↓

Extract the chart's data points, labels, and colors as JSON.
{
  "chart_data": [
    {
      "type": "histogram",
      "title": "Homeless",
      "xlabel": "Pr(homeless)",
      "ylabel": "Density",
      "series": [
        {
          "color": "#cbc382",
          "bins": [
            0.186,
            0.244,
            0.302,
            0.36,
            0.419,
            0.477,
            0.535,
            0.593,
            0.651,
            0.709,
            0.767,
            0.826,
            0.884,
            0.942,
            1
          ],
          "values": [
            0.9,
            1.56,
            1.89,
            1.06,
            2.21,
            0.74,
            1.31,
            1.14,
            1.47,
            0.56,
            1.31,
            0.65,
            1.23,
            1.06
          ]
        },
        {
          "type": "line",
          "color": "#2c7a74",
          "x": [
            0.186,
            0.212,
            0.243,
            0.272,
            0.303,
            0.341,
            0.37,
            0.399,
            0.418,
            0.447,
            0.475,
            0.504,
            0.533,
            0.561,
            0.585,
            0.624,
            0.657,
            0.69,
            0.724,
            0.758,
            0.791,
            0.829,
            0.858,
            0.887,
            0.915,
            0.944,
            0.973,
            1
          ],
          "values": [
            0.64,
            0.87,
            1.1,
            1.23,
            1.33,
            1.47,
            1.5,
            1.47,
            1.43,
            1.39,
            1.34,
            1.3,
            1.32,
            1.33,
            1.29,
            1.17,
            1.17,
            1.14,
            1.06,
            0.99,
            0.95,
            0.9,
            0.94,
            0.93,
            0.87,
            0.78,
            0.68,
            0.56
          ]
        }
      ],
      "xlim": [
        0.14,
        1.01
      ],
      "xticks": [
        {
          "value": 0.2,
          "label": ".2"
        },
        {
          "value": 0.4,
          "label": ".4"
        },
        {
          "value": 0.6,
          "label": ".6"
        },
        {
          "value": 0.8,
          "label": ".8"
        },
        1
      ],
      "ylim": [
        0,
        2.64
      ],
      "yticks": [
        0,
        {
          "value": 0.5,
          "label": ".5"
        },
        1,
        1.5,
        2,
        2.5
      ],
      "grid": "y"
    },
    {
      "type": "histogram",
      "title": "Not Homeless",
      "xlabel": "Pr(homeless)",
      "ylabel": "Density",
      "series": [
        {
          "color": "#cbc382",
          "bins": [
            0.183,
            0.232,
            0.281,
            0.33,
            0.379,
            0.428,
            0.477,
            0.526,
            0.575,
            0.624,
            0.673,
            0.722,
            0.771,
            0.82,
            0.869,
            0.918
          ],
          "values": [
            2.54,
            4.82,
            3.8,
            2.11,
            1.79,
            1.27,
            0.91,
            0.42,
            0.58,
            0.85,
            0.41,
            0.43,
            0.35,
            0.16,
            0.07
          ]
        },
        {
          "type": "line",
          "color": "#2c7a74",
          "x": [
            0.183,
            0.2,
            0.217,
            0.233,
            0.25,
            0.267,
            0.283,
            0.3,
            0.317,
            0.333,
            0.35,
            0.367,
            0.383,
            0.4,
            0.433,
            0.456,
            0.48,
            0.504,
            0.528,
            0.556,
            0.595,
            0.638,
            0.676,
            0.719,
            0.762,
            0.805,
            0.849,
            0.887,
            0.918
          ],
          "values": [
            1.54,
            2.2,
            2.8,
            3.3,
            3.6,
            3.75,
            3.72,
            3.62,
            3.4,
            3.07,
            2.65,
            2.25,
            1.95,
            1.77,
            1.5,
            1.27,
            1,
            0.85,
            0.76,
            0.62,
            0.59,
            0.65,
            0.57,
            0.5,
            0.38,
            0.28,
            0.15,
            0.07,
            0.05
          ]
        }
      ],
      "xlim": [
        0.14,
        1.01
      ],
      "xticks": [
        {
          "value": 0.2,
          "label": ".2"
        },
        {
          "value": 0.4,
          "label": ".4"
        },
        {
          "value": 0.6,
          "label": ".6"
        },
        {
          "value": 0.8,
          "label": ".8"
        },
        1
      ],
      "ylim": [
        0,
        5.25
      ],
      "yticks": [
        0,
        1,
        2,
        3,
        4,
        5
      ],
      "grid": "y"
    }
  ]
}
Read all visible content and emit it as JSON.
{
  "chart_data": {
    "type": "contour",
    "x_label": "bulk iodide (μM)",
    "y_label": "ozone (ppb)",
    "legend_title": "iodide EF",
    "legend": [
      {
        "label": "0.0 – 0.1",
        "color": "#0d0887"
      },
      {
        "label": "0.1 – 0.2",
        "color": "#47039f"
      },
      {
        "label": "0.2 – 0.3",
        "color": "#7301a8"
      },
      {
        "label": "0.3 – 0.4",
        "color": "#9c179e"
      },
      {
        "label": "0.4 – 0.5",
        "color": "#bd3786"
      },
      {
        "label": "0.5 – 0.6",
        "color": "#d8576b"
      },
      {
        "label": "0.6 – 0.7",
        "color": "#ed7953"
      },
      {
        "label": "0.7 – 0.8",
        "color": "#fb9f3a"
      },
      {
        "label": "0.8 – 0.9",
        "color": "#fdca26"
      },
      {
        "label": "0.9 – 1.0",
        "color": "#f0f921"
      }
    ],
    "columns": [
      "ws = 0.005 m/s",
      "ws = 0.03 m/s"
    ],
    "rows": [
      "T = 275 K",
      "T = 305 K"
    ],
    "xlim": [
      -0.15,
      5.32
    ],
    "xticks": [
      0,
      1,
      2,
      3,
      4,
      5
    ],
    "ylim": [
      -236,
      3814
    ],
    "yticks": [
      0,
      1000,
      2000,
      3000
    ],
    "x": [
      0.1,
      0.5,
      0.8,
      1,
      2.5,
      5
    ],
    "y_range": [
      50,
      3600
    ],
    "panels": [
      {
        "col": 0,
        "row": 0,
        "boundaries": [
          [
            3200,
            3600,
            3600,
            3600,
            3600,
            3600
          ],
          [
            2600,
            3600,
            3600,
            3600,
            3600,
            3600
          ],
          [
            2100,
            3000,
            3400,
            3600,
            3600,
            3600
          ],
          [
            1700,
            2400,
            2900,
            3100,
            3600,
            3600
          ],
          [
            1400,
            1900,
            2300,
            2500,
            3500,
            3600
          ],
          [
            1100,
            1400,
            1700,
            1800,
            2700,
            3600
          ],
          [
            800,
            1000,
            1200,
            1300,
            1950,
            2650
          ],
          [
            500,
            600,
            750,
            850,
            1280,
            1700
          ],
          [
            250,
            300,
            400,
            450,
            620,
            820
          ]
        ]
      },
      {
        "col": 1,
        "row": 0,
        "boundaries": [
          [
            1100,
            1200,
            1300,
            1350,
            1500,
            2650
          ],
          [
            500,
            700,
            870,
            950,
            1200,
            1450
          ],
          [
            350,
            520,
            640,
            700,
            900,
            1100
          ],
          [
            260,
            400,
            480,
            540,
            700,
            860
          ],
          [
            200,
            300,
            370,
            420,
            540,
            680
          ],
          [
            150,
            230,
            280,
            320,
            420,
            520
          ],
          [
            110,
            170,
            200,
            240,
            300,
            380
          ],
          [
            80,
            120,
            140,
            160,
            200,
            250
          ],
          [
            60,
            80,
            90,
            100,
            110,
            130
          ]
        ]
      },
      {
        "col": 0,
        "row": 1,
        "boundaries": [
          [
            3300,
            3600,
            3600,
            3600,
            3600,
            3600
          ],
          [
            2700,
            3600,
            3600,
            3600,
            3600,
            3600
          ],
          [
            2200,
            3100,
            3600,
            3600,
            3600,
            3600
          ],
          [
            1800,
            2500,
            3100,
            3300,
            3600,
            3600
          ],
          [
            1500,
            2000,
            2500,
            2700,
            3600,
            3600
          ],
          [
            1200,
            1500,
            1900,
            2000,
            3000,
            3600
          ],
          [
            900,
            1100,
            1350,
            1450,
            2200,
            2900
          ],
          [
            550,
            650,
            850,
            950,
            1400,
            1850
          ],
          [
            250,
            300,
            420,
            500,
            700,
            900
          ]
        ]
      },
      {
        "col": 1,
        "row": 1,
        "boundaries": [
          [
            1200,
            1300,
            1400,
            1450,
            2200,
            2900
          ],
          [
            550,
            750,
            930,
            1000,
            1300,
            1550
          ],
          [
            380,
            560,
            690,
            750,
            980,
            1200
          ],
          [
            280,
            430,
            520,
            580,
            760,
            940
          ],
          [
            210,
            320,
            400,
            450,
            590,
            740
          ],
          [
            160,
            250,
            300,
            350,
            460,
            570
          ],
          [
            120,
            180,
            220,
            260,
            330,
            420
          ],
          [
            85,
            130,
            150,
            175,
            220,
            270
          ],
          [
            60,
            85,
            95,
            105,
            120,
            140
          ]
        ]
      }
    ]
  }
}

↑

**TASK DESCRIPTION:**
Search the listing for the word "iodide" and return each line that holds it.

**SOLUTION BELOW:**
    "x_label": "bulk iodide (μM)",
    "legend_title": "iodide EF",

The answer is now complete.